### What is asked
Count the lines below that contain the word "FFFFFF" and give only that number.

### Excerpts from a figure dataset
--- begin ---

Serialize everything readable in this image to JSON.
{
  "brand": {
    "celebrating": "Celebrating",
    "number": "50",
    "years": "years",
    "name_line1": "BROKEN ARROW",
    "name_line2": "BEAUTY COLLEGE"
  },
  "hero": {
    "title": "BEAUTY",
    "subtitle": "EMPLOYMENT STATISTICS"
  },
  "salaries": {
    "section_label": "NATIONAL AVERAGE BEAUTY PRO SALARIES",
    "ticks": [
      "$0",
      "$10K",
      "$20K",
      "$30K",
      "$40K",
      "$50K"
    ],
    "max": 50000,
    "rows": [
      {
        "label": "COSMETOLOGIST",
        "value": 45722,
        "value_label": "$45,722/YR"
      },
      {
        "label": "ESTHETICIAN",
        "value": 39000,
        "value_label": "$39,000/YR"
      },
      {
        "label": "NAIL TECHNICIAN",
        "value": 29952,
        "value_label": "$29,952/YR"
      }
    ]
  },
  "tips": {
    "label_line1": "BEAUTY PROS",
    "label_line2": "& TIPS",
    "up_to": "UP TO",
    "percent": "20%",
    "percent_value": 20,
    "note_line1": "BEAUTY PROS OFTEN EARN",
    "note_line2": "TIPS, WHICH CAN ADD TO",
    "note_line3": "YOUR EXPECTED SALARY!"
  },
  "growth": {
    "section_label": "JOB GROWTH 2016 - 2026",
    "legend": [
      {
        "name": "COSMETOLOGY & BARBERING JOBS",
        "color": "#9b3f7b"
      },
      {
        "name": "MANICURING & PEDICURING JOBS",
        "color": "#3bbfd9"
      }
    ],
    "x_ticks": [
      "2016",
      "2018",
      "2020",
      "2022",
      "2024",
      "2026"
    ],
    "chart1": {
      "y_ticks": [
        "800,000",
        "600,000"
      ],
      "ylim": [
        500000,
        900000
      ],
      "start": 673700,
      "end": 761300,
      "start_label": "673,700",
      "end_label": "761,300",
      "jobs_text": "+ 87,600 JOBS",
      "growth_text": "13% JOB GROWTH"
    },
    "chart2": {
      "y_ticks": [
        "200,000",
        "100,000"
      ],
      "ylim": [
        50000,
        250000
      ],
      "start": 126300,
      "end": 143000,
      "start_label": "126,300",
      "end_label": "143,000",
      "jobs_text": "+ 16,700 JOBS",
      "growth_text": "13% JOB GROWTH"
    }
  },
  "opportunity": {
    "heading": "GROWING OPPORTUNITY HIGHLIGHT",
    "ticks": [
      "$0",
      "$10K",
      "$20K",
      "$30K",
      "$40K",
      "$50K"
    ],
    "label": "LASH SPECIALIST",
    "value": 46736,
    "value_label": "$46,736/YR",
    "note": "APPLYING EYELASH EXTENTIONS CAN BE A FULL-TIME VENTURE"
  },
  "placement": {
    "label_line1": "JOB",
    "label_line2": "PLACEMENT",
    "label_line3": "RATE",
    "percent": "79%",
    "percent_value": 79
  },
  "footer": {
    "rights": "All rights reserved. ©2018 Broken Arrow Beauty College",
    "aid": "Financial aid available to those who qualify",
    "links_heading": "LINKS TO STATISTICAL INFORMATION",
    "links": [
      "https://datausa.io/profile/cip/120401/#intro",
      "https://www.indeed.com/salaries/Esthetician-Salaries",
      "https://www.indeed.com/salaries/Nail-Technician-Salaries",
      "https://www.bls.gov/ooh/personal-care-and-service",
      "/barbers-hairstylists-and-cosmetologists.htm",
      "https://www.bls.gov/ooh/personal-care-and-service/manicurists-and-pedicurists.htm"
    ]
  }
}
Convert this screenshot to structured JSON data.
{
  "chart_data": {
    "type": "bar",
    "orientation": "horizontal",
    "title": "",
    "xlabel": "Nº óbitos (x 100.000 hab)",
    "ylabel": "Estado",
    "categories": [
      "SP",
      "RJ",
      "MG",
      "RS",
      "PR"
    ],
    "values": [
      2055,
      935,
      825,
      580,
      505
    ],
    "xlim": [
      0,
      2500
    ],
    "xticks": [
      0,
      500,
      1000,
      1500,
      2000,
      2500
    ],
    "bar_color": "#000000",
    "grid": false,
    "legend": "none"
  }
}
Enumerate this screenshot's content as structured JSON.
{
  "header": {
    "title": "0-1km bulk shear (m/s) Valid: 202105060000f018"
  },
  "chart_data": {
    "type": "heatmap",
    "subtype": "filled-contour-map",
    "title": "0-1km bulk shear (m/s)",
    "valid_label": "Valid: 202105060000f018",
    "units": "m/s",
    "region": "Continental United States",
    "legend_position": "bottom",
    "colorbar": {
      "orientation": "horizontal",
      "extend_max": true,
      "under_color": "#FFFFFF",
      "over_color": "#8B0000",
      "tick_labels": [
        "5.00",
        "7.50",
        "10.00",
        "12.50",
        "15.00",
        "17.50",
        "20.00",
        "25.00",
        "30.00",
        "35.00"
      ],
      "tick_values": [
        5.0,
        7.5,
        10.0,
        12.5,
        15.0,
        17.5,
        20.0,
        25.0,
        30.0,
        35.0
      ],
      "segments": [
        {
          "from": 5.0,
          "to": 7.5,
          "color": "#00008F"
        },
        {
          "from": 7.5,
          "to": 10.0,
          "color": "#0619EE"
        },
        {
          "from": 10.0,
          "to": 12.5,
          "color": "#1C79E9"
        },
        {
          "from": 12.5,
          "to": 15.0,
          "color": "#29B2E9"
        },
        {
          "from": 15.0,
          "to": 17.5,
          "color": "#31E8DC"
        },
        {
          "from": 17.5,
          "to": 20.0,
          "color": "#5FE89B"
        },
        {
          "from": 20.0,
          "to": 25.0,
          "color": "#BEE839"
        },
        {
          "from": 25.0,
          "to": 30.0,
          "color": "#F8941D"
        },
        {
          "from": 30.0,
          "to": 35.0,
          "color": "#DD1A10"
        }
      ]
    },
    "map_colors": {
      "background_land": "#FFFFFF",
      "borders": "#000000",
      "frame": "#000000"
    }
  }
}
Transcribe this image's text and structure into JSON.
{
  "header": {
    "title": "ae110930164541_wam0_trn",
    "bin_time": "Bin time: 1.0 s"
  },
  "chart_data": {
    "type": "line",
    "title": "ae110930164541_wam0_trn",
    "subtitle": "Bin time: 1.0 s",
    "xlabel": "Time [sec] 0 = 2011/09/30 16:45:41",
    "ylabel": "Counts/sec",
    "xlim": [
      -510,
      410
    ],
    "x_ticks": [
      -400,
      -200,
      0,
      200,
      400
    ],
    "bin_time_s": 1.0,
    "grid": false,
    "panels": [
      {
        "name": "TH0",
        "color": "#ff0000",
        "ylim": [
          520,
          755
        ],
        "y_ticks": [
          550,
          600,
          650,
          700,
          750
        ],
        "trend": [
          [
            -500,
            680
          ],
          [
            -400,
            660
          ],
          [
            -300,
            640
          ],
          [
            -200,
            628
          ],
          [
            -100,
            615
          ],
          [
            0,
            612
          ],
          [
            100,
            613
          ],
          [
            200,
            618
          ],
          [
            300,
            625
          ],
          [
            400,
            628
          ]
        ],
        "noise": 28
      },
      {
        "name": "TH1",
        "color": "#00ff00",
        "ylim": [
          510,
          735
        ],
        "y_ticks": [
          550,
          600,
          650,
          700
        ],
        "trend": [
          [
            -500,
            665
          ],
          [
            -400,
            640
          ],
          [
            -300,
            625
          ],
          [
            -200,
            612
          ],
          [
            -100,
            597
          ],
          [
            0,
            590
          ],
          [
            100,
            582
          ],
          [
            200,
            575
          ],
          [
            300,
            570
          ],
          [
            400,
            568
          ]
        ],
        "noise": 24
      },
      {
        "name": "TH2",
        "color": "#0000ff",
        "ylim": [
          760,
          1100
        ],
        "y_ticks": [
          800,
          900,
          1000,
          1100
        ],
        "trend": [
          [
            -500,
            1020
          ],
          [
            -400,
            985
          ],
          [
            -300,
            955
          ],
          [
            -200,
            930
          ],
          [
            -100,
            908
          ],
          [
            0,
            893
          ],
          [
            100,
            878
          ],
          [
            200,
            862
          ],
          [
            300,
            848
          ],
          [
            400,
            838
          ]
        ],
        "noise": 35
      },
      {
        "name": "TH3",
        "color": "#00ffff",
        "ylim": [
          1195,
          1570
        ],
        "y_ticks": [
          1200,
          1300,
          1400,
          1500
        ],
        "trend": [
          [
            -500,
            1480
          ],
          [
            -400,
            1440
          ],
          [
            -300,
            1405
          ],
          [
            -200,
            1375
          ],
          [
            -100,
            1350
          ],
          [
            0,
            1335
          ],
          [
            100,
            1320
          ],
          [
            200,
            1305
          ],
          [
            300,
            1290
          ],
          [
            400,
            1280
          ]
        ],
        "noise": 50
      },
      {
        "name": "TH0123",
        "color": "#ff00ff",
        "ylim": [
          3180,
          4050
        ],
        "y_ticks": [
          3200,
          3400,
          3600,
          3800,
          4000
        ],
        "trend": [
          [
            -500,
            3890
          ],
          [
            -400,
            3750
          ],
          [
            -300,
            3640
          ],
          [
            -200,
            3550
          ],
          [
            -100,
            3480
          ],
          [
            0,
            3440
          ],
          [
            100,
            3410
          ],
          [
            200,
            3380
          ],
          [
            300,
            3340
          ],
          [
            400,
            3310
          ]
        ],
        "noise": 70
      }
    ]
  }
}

--- end ---

### Reply to the task
2